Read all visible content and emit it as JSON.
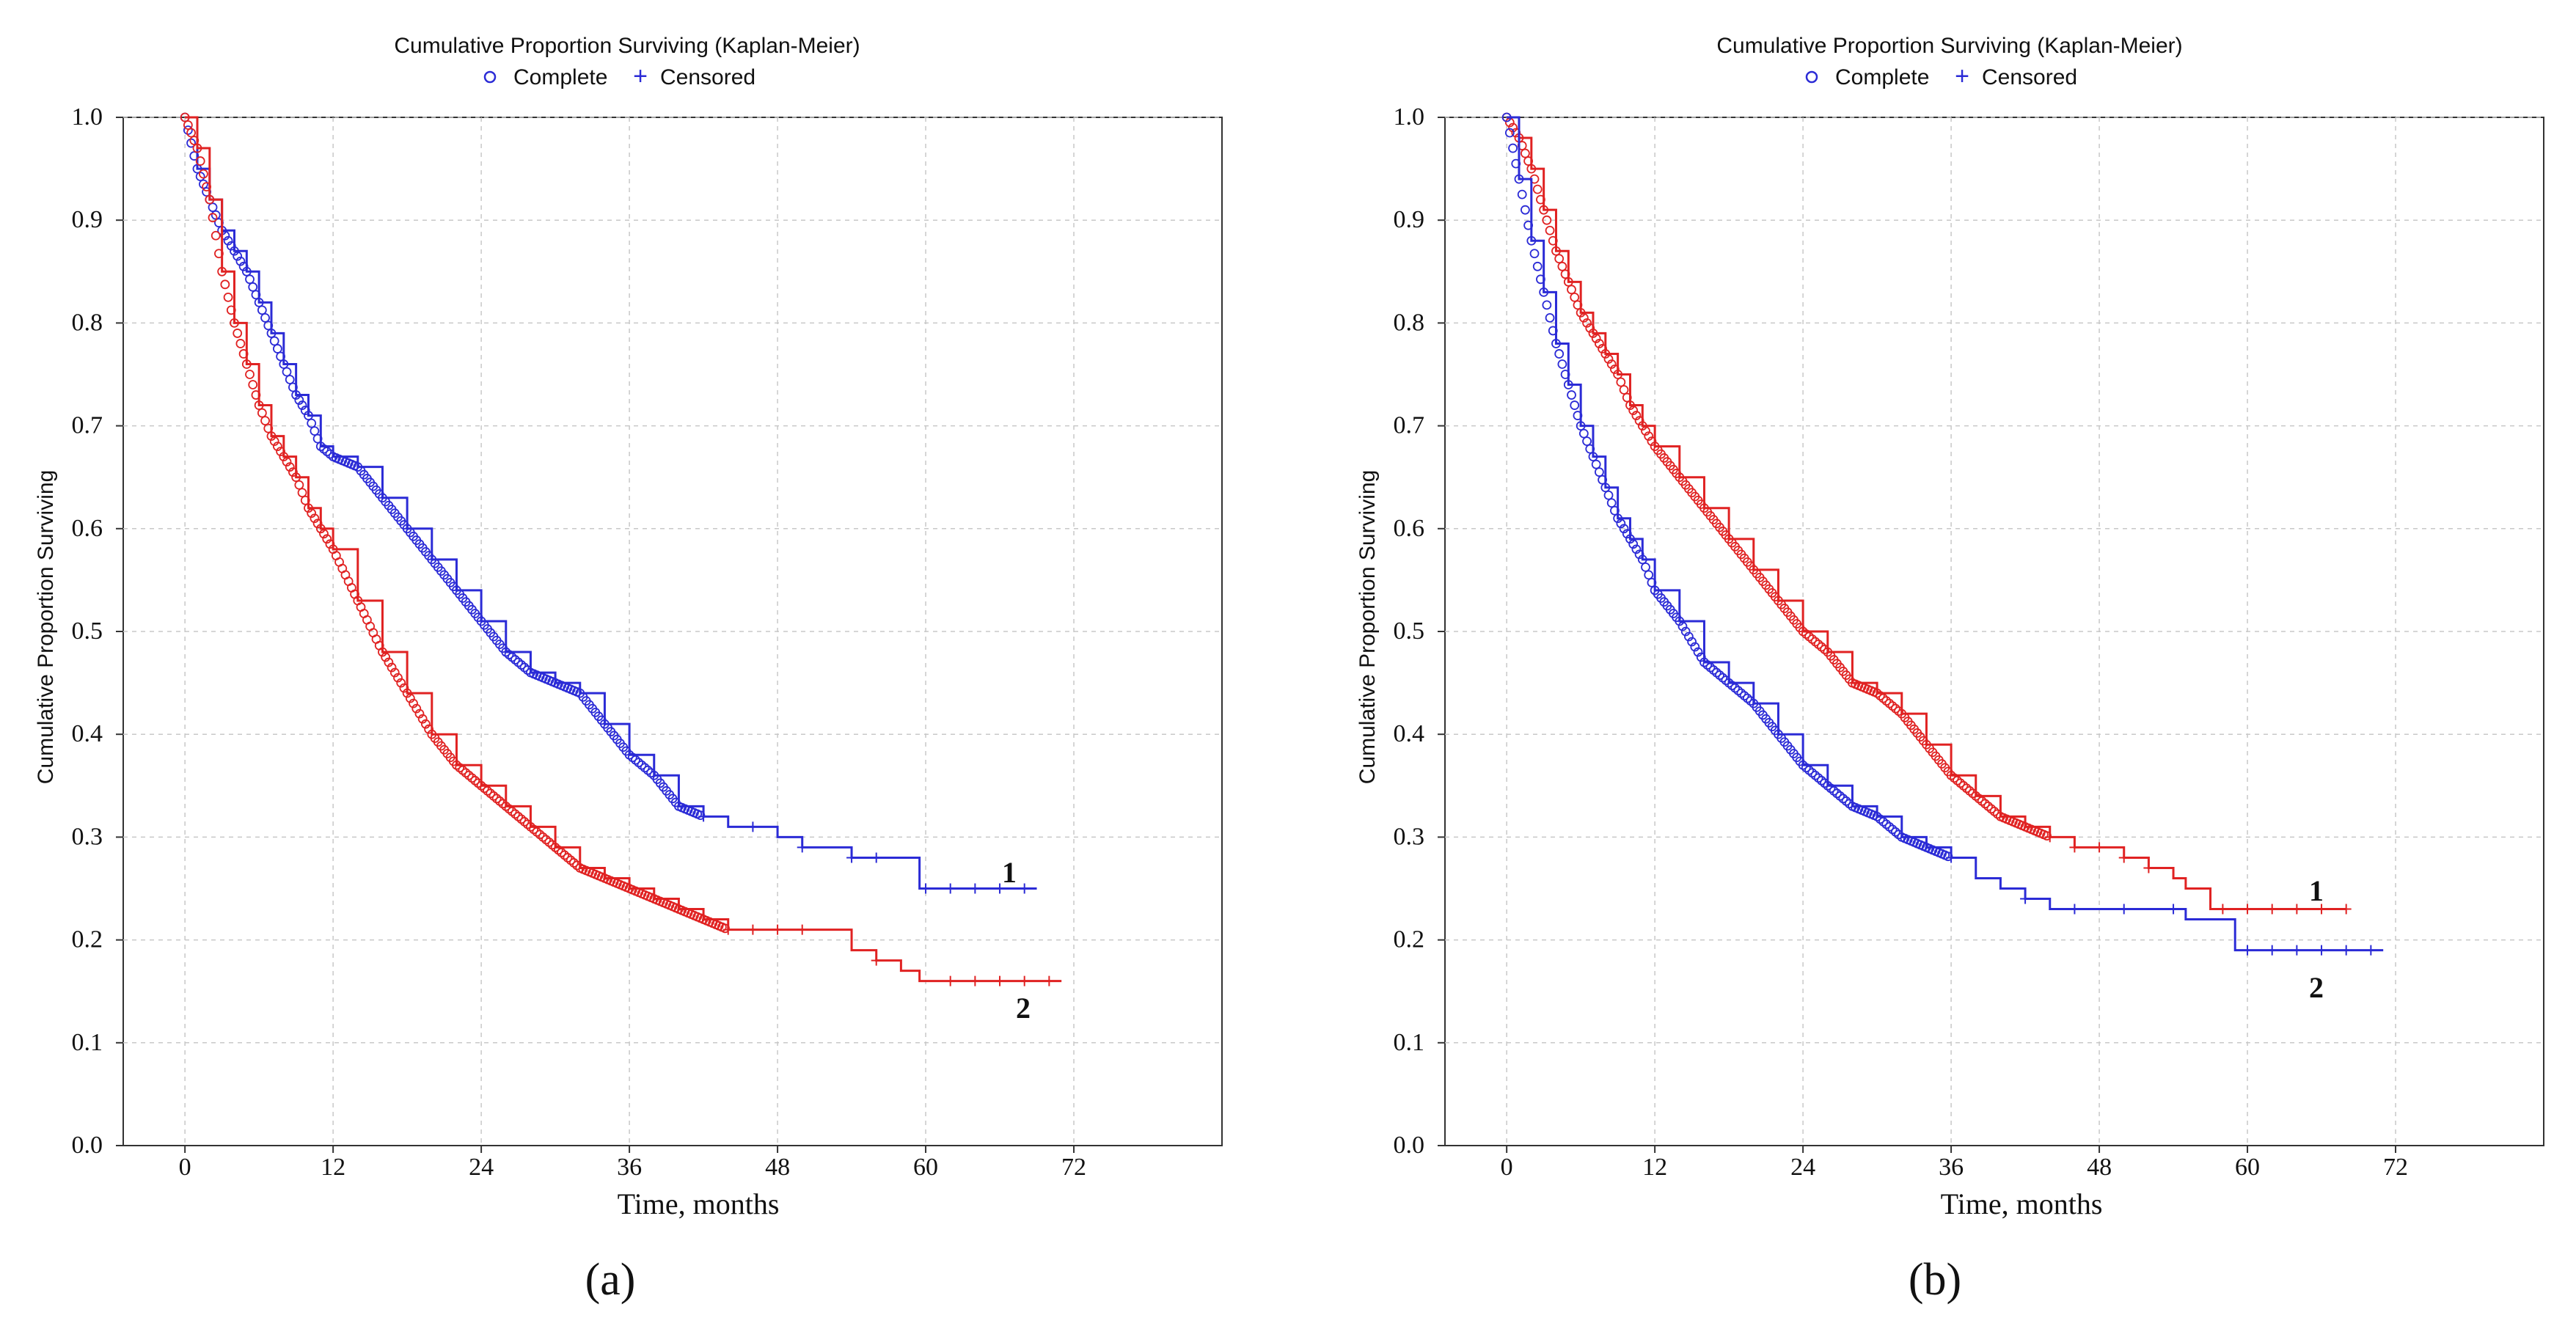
{
  "chart_data": [
    {
      "type": "line",
      "title": "Cumulative Proportion Surviving (Kaplan-Meier)",
      "legend": [
        {
          "label": "Complete",
          "marker": "circle"
        },
        {
          "label": "Censored",
          "marker": "plus"
        }
      ],
      "xlabel": "Time, months",
      "ylabel": "Cumulative Proportion Surviving",
      "xlim": [
        -5,
        84
      ],
      "ylim": [
        0,
        1.0
      ],
      "xticks": [
        "0",
        "12",
        "24",
        "36",
        "48",
        "60",
        "72"
      ],
      "yticks": [
        "0.0",
        "0.1",
        "0.2",
        "0.3",
        "0.4",
        "0.5",
        "0.6",
        "0.7",
        "0.8",
        "0.9",
        "1.0"
      ],
      "grid": true,
      "panel_label": "(a)",
      "series": [
        {
          "name": "1",
          "color": "#2b2bd6",
          "x": [
            0,
            1,
            2,
            3,
            4,
            5,
            6,
            7,
            8,
            9,
            10,
            11,
            12,
            14,
            16,
            18,
            20,
            22,
            24,
            26,
            28,
            30,
            32,
            34,
            36,
            38,
            40,
            42,
            44,
            46,
            48,
            50,
            52,
            54,
            56,
            58,
            59.5,
            62,
            66,
            69
          ],
          "y": [
            1.0,
            0.95,
            0.92,
            0.89,
            0.87,
            0.85,
            0.82,
            0.79,
            0.76,
            0.73,
            0.71,
            0.68,
            0.67,
            0.66,
            0.63,
            0.6,
            0.57,
            0.54,
            0.51,
            0.48,
            0.46,
            0.45,
            0.44,
            0.41,
            0.38,
            0.36,
            0.33,
            0.32,
            0.31,
            0.31,
            0.3,
            0.29,
            0.29,
            0.28,
            0.28,
            0.28,
            0.25,
            0.25,
            0.25,
            0.25
          ],
          "censored_x": [
            42,
            46,
            50,
            54,
            56,
            60,
            62,
            64,
            66,
            68
          ]
        },
        {
          "name": "2",
          "color": "#e02222",
          "x": [
            0,
            1,
            2,
            3,
            4,
            5,
            6,
            7,
            8,
            9,
            10,
            11,
            12,
            14,
            16,
            18,
            20,
            22,
            24,
            26,
            28,
            30,
            32,
            34,
            36,
            38,
            40,
            42,
            44,
            48,
            52,
            54,
            56,
            58,
            59.5,
            62,
            66,
            71
          ],
          "y": [
            1.0,
            0.97,
            0.92,
            0.85,
            0.8,
            0.76,
            0.72,
            0.69,
            0.67,
            0.65,
            0.62,
            0.6,
            0.58,
            0.53,
            0.48,
            0.44,
            0.4,
            0.37,
            0.35,
            0.33,
            0.31,
            0.29,
            0.27,
            0.26,
            0.25,
            0.24,
            0.23,
            0.22,
            0.21,
            0.21,
            0.21,
            0.19,
            0.18,
            0.17,
            0.16,
            0.16,
            0.16,
            0.16
          ],
          "censored_x": [
            44,
            46,
            48,
            50,
            56,
            62,
            64,
            66,
            68,
            70
          ]
        }
      ],
      "annotations": [
        "1",
        "2"
      ]
    },
    {
      "type": "line",
      "title": "Cumulative Proportion Surviving (Kaplan-Meier)",
      "legend": [
        {
          "label": "Complete",
          "marker": "circle"
        },
        {
          "label": "Censored",
          "marker": "plus"
        }
      ],
      "xlabel": "Time, months",
      "ylabel": "Cumulative Proportion Surviving",
      "xlim": [
        -5,
        84
      ],
      "ylim": [
        0,
        1.0
      ],
      "xticks": [
        "0",
        "12",
        "24",
        "36",
        "48",
        "60",
        "72"
      ],
      "yticks": [
        "0.0",
        "0.1",
        "0.2",
        "0.3",
        "0.4",
        "0.5",
        "0.6",
        "0.7",
        "0.8",
        "0.9",
        "1.0"
      ],
      "grid": true,
      "panel_label": "(b)",
      "series": [
        {
          "name": "1",
          "color": "#e02222",
          "x": [
            0,
            1,
            2,
            3,
            4,
            5,
            6,
            7,
            8,
            9,
            10,
            11,
            12,
            14,
            16,
            18,
            20,
            22,
            24,
            26,
            28,
            30,
            32,
            34,
            36,
            38,
            40,
            42,
            44,
            46,
            48,
            50,
            52,
            54,
            55,
            57,
            60,
            64,
            68
          ],
          "y": [
            1.0,
            0.98,
            0.95,
            0.91,
            0.87,
            0.84,
            0.81,
            0.79,
            0.77,
            0.75,
            0.72,
            0.7,
            0.68,
            0.65,
            0.62,
            0.59,
            0.56,
            0.53,
            0.5,
            0.48,
            0.45,
            0.44,
            0.42,
            0.39,
            0.36,
            0.34,
            0.32,
            0.31,
            0.3,
            0.29,
            0.29,
            0.28,
            0.27,
            0.26,
            0.25,
            0.23,
            0.23,
            0.23,
            0.23
          ],
          "censored_x": [
            44,
            46,
            48,
            50,
            52,
            58,
            60,
            62,
            64,
            66,
            68
          ]
        },
        {
          "name": "2",
          "color": "#2b2bd6",
          "x": [
            0,
            1,
            2,
            3,
            4,
            5,
            6,
            7,
            8,
            9,
            10,
            11,
            12,
            14,
            16,
            18,
            20,
            22,
            24,
            26,
            28,
            30,
            32,
            34,
            36,
            38,
            40,
            42,
            44,
            48,
            52,
            54,
            55,
            57,
            59,
            62,
            66,
            71
          ],
          "y": [
            1.0,
            0.94,
            0.88,
            0.83,
            0.78,
            0.74,
            0.7,
            0.67,
            0.64,
            0.61,
            0.59,
            0.57,
            0.54,
            0.51,
            0.47,
            0.45,
            0.43,
            0.4,
            0.37,
            0.35,
            0.33,
            0.32,
            0.3,
            0.29,
            0.28,
            0.26,
            0.25,
            0.24,
            0.23,
            0.23,
            0.23,
            0.23,
            0.22,
            0.22,
            0.19,
            0.19,
            0.19,
            0.19
          ],
          "censored_x": [
            36,
            42,
            46,
            50,
            54,
            60,
            62,
            64,
            66,
            68,
            70
          ]
        }
      ],
      "annotations": [
        "1",
        "2"
      ]
    }
  ]
}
━━━━━━━━━━━━━━━━
- [GIVEN EXERCISE]
Write out each line again precisely as it appears, skipping every picture.

- [OUTPUT OF THE TASK]
Read all visible content and emit it as JSON.
{
  "chart_data": [
    {
      "type": "line",
      "title": "Cumulative Proportion Surviving (Kaplan-Meier)",
      "legend": [
        {
          "label": "Complete",
          "marker": "circle"
        },
        {
          "label": "Censored",
          "marker": "plus"
        }
      ],
      "xlabel": "Time, months",
      "ylabel": "Cumulative Proportion Surviving",
      "xlim": [
        -5,
        84
      ],
      "ylim": [
        0,
        1.0
      ],
      "xticks": [
        "0",
        "12",
        "24",
        "36",
        "48",
        "60",
        "72"
      ],
      "yticks": [
        "0.0",
        "0.1",
        "0.2",
        "0.3",
        "0.4",
        "0.5",
        "0.6",
        "0.7",
        "0.8",
        "0.9",
        "1.0"
      ],
      "grid": true,
      "panel_label": "(a)",
      "series": [
        {
          "name": "1",
          "color": "#2b2bd6",
          "x": [
            0,
            1,
            2,
            3,
            4,
            5,
            6,
            7,
            8,
            9,
            10,
            11,
            12,
            14,
            16,
            18,
            20,
            22,
            24,
            26,
            28,
            30,
            32,
            34,
            36,
            38,
            40,
            42,
            44,
            46,
            48,
            50,
            52,
            54,
            56,
            58,
            59.5,
            62,
            66,
            69
          ],
          "y": [
            1.0,
            0.95,
            0.92,
            0.89,
            0.87,
            0.85,
            0.82,
            0.79,
            0.76,
            0.73,
            0.71,
            0.68,
            0.67,
            0.66,
            0.63,
            0.6,
            0.57,
            0.54,
            0.51,
            0.48,
            0.46,
            0.45,
            0.44,
            0.41,
            0.38,
            0.36,
            0.33,
            0.32,
            0.31,
            0.31,
            0.3,
            0.29,
            0.29,
            0.28,
            0.28,
            0.28,
            0.25,
            0.25,
            0.25,
            0.25
          ],
          "censored_x": [
            42,
            46,
            50,
            54,
            56,
            60,
            62,
            64,
            66,
            68
          ]
        },
        {
          "name": "2",
          "color": "#e02222",
          "x": [
            0,
            1,
            2,
            3,
            4,
            5,
            6,
            7,
            8,
            9,
            10,
            11,
            12,
            14,
            16,
            18,
            20,
            22,
            24,
            26,
            28,
            30,
            32,
            34,
            36,
            38,
            40,
            42,
            44,
            48,
            52,
            54,
            56,
            58,
            59.5,
            62,
            66,
            71
          ],
          "y": [
            1.0,
            0.97,
            0.92,
            0.85,
            0.8,
            0.76,
            0.72,
            0.69,
            0.67,
            0.65,
            0.62,
            0.6,
            0.58,
            0.53,
            0.48,
            0.44,
            0.4,
            0.37,
            0.35,
            0.33,
            0.31,
            0.29,
            0.27,
            0.26,
            0.25,
            0.24,
            0.23,
            0.22,
            0.21,
            0.21,
            0.21,
            0.19,
            0.18,
            0.17,
            0.16,
            0.16,
            0.16,
            0.16
          ],
          "censored_x": [
            44,
            46,
            48,
            50,
            56,
            62,
            64,
            66,
            68,
            70
          ]
        }
      ],
      "annotations": [
        "1",
        "2"
      ]
    },
    {
      "type": "line",
      "title": "Cumulative Proportion Surviving (Kaplan-Meier)",
      "legend": [
        {
          "label": "Complete",
          "marker": "circle"
        },
        {
          "label": "Censored",
          "marker": "plus"
        }
      ],
      "xlabel": "Time, months",
      "ylabel": "Cumulative Proportion Surviving",
      "xlim": [
        -5,
        84
      ],
      "ylim": [
        0,
        1.0
      ],
      "xticks": [
        "0",
        "12",
        "24",
        "36",
        "48",
        "60",
        "72"
      ],
      "yticks": [
        "0.0",
        "0.1",
        "0.2",
        "0.3",
        "0.4",
        "0.5",
        "0.6",
        "0.7",
        "0.8",
        "0.9",
        "1.0"
      ],
      "grid": true,
      "panel_label": "(b)",
      "series": [
        {
          "name": "1",
          "color": "#e02222",
          "x": [
            0,
            1,
            2,
            3,
            4,
            5,
            6,
            7,
            8,
            9,
            10,
            11,
            12,
            14,
            16,
            18,
            20,
            22,
            24,
            26,
            28,
            30,
            32,
            34,
            36,
            38,
            40,
            42,
            44,
            46,
            48,
            50,
            52,
            54,
            55,
            57,
            60,
            64,
            68
          ],
          "y": [
            1.0,
            0.98,
            0.95,
            0.91,
            0.87,
            0.84,
            0.81,
            0.79,
            0.77,
            0.75,
            0.72,
            0.7,
            0.68,
            0.65,
            0.62,
            0.59,
            0.56,
            0.53,
            0.5,
            0.48,
            0.45,
            0.44,
            0.42,
            0.39,
            0.36,
            0.34,
            0.32,
            0.31,
            0.3,
            0.29,
            0.29,
            0.28,
            0.27,
            0.26,
            0.25,
            0.23,
            0.23,
            0.23,
            0.23
          ],
          "censored_x": [
            44,
            46,
            48,
            50,
            52,
            58,
            60,
            62,
            64,
            66,
            68
          ]
        },
        {
          "name": "2",
          "color": "#2b2bd6",
          "x": [
            0,
            1,
            2,
            3,
            4,
            5,
            6,
            7,
            8,
            9,
            10,
            11,
            12,
            14,
            16,
            18,
            20,
            22,
            24,
            26,
            28,
            30,
            32,
            34,
            36,
            38,
            40,
            42,
            44,
            48,
            52,
            54,
            55,
            57,
            59,
            62,
            66,
            71
          ],
          "y": [
            1.0,
            0.94,
            0.88,
            0.83,
            0.78,
            0.74,
            0.7,
            0.67,
            0.64,
            0.61,
            0.59,
            0.57,
            0.54,
            0.51,
            0.47,
            0.45,
            0.43,
            0.4,
            0.37,
            0.35,
            0.33,
            0.32,
            0.3,
            0.29,
            0.28,
            0.26,
            0.25,
            0.24,
            0.23,
            0.23,
            0.23,
            0.23,
            0.22,
            0.22,
            0.19,
            0.19,
            0.19,
            0.19
          ],
          "censored_x": [
            36,
            42,
            46,
            50,
            54,
            60,
            62,
            64,
            66,
            68,
            70
          ]
        }
      ],
      "annotations": [
        "1",
        "2"
      ]
    }
  ]
}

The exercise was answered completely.